● **THE PROBLEM**
Set each record down exactly, excluding all images.

* start *

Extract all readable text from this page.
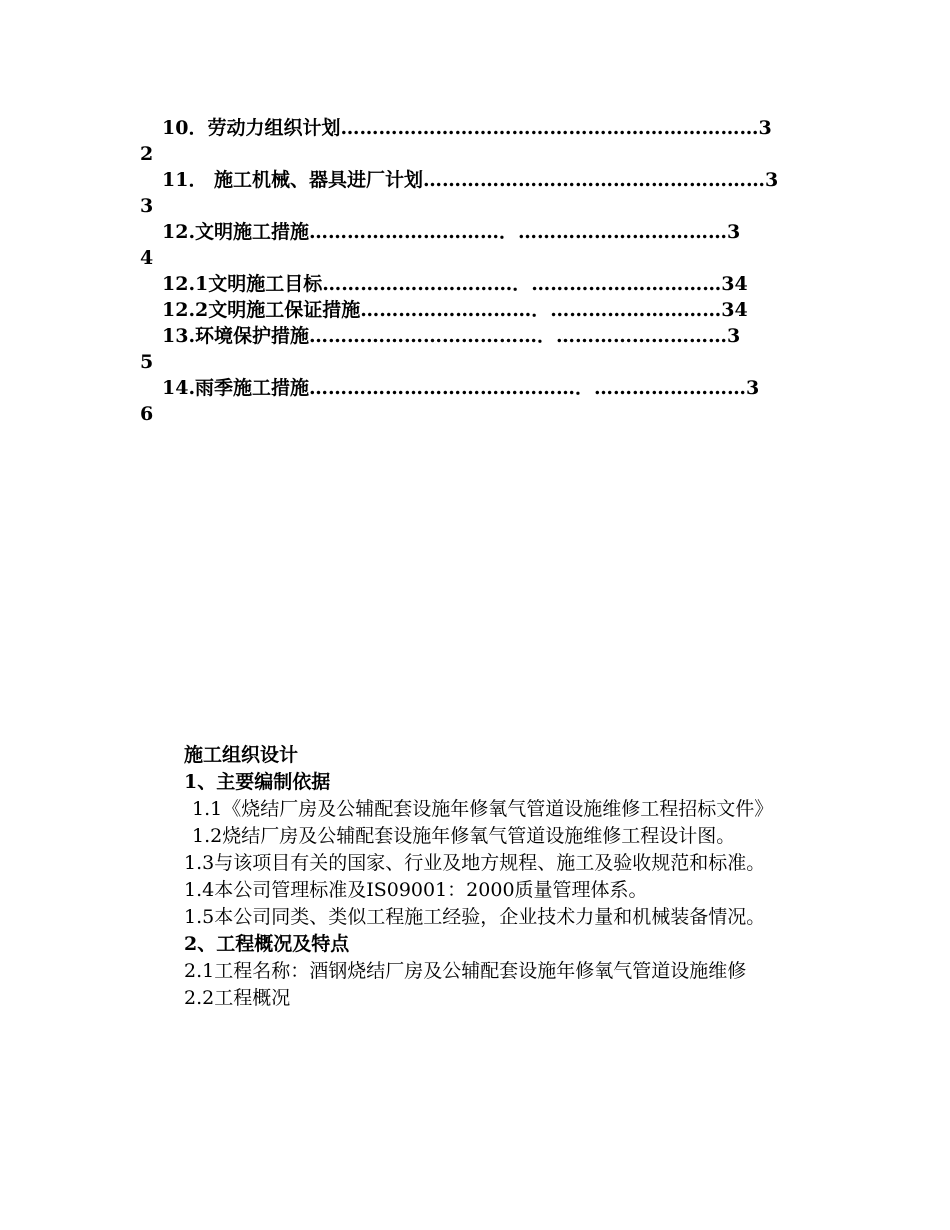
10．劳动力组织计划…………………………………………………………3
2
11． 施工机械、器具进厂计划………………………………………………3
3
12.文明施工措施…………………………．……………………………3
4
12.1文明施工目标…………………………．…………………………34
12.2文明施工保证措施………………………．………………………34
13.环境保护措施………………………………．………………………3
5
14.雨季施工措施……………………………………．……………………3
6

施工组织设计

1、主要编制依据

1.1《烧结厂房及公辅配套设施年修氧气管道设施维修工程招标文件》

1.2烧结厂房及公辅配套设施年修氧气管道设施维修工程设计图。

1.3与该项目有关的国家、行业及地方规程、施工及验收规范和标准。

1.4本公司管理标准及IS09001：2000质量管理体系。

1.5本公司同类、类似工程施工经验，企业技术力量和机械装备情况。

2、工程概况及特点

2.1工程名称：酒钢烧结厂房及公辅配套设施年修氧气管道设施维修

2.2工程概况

* end *

● **FULL RESPONSE**
Extract all readable text from this page.
10．劳动力组织计划…………………………………………………………3
2
11． 施工机械、器具进厂计划………………………………………………3
3
12.文明施工措施…………………………．……………………………3
4
12.1文明施工目标…………………………．…………………………34
12.2文明施工保证措施………………………．………………………34
13.环境保护措施………………………………．………………………3
5
14.雨季施工措施……………………………………．……………………3
6

施工组织设计

1、主要编制依据

1.1《烧结厂房及公辅配套设施年修氧气管道设施维修工程招标文件》

1.2烧结厂房及公辅配套设施年修氧气管道设施维修工程设计图。

1.3与该项目有关的国家、行业及地方规程、施工及验收规范和标准。

1.4本公司管理标准及IS09001：2000质量管理体系。

1.5本公司同类、类似工程施工经验，企业技术力量和机械装备情况。

2、工程概况及特点

2.1工程名称：酒钢烧结厂房及公辅配套设施年修氧气管道设施维修

2.2工程概况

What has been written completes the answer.